## Challenge
All entries must be repeated exactly; do not include the pictures.
+++
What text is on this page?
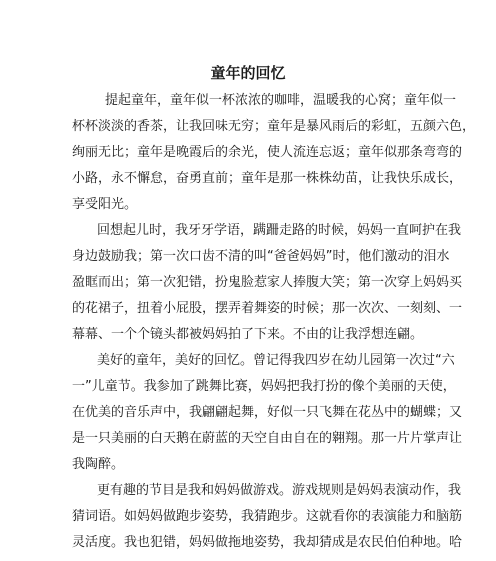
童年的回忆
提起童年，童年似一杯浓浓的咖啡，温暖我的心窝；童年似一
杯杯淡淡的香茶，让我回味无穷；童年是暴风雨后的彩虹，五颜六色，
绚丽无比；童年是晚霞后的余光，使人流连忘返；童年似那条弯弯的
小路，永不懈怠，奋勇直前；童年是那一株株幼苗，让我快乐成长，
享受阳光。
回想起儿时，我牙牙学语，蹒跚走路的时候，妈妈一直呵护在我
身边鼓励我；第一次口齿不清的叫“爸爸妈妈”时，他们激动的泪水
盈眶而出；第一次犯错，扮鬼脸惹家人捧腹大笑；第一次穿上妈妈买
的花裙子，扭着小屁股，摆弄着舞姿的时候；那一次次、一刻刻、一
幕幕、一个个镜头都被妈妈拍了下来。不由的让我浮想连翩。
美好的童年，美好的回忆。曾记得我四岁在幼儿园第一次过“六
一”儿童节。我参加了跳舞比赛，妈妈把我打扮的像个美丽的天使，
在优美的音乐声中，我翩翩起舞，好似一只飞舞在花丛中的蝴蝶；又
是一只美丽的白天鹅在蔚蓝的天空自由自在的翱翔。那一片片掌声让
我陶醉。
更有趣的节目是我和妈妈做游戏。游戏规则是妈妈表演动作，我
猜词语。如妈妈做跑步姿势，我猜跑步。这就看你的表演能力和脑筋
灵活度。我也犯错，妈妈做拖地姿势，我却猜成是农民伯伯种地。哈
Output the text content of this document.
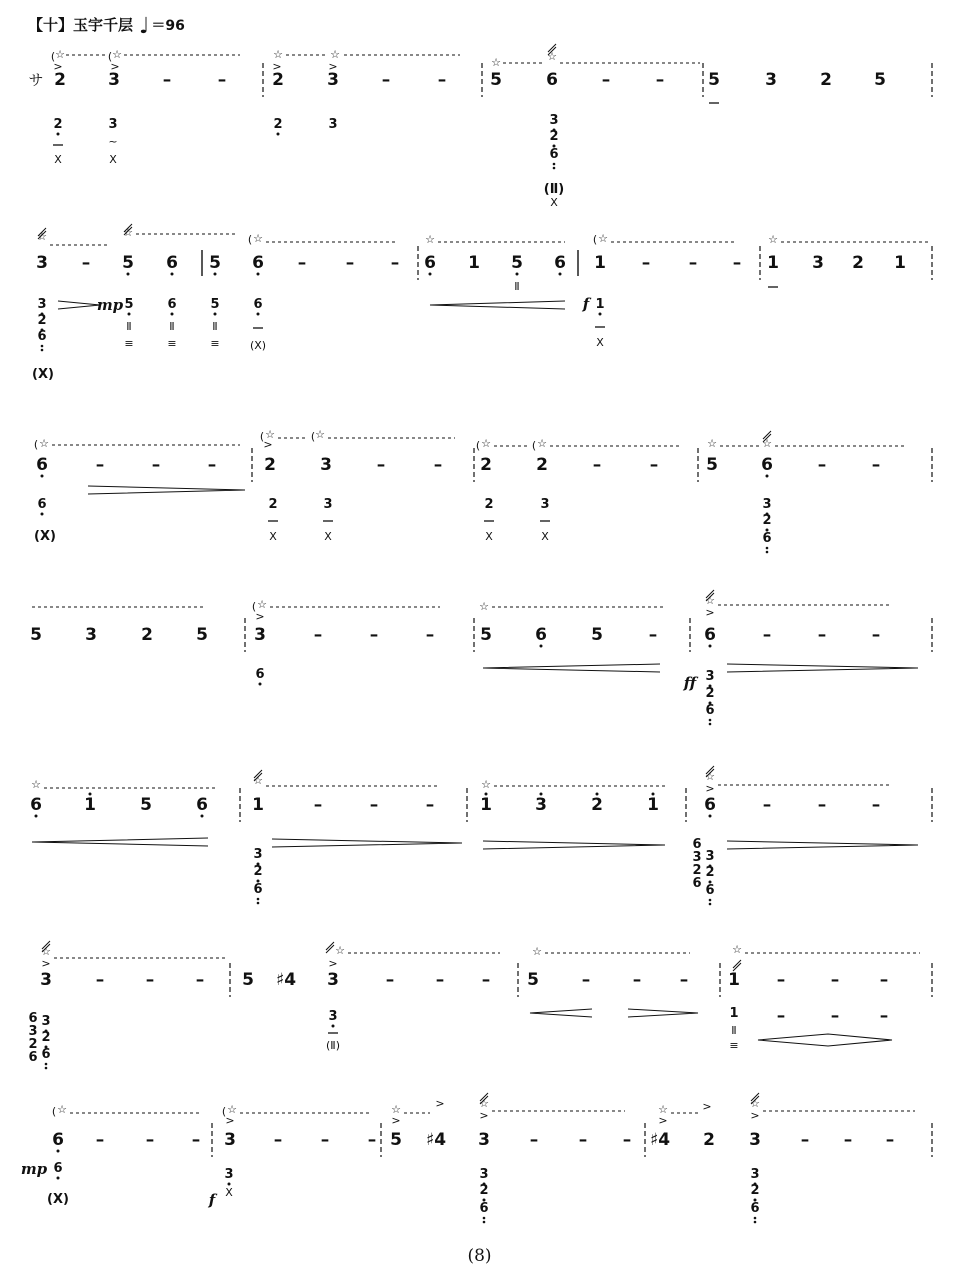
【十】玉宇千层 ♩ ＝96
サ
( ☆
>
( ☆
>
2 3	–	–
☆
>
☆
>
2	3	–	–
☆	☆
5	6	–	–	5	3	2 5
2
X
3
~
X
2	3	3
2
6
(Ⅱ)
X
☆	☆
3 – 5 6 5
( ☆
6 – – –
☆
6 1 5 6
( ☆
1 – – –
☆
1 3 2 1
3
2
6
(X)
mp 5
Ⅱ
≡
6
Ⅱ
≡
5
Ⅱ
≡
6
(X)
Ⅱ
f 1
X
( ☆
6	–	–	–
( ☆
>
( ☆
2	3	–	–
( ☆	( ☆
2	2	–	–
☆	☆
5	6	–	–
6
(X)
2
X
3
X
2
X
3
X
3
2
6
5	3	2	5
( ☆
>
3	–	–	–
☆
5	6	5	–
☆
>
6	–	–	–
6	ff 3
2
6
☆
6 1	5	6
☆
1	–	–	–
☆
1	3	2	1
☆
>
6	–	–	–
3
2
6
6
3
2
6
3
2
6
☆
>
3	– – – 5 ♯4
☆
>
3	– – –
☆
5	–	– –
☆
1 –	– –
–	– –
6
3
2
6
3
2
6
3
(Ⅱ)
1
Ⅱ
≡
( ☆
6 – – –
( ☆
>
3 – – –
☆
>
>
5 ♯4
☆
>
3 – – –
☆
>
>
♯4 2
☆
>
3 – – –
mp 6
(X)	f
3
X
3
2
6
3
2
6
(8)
+++
## Task answer
What text is on this page?
童年的回忆
提起童年，童年似一杯浓浓的咖啡，温暖我的心窝；童年似一
杯杯淡淡的香茶，让我回味无穷；童年是暴风雨后的彩虹，五颜六色，
绚丽无比；童年是晚霞后的余光，使人流连忘返；童年似那条弯弯的
小路，永不懈怠，奋勇直前；童年是那一株株幼苗，让我快乐成长，
享受阳光。
回想起儿时，我牙牙学语，蹒跚走路的时候，妈妈一直呵护在我
身边鼓励我；第一次口齿不清的叫“爸爸妈妈”时，他们激动的泪水
盈眶而出；第一次犯错，扮鬼脸惹家人捧腹大笑；第一次穿上妈妈买
的花裙子，扭着小屁股，摆弄着舞姿的时候；那一次次、一刻刻、一
幕幕、一个个镜头都被妈妈拍了下来。不由的让我浮想连翩。
美好的童年，美好的回忆。曾记得我四岁在幼儿园第一次过“六
一”儿童节。我参加了跳舞比赛，妈妈把我打扮的像个美丽的天使，
在优美的音乐声中，我翩翩起舞，好似一只飞舞在花丛中的蝴蝶；又
是一只美丽的白天鹅在蔚蓝的天空自由自在的翱翔。那一片片掌声让
我陶醉。
更有趣的节目是我和妈妈做游戏。游戏规则是妈妈表演动作，我
猜词语。如妈妈做跑步姿势，我猜跑步。这就看你的表演能力和脑筋
灵活度。我也犯错，妈妈做拖地姿势，我却猜成是农民伯伯种地。哈
Output the text content of this document.
【十】玉宇千层 ♩ ＝96
サ
( ☆
>
( ☆
>
2 3	–	–
☆
>
☆
>
2	3	–	–
☆	☆
5	6	–	–	5	3	2 5
2
X
3
~
X
2	3	3
2
6
(Ⅱ)
X
☆	☆
3 – 5 6 5
( ☆
6 – – –
☆
6 1 5 6
( ☆
1 – – –
☆
1 3 2 1
3
2
6
(X)
mp 5
Ⅱ
≡
6
Ⅱ
≡
5
Ⅱ
≡
6
(X)
Ⅱ
f 1
X
( ☆
6	–	–	–
( ☆
>
( ☆
2	3	–	–
( ☆	( ☆
2	2	–	–
☆	☆
5	6	–	–
6
(X)
2
X
3
X
2
X
3
X
3
2
6
5	3	2	5
( ☆
>
3	–	–	–
☆
5	6	5	–
☆
>
6	–	–	–
6	ff 3
2
6
☆
6 1	5	6
☆
1	–	–	–
☆
1	3	2	1
☆
>
6	–	–	–
3
2
6
6
3
2
6
3
2
6
☆
>
3	– – – 5 ♯4
☆
>
3	– – –
☆
5	–	– –
☆
1 –	– –
–	– –
6
3
2
6
3
2
6
3
(Ⅱ)
1
Ⅱ
≡
( ☆
6 – – –
( ☆
>
3 – – –
☆
>
>
5 ♯4
☆
>
3 – – –
☆
>
>
♯4 2
☆
>
3 – – –
mp 6
(X)	f
3
X
3
2
6
3
2
6
(8)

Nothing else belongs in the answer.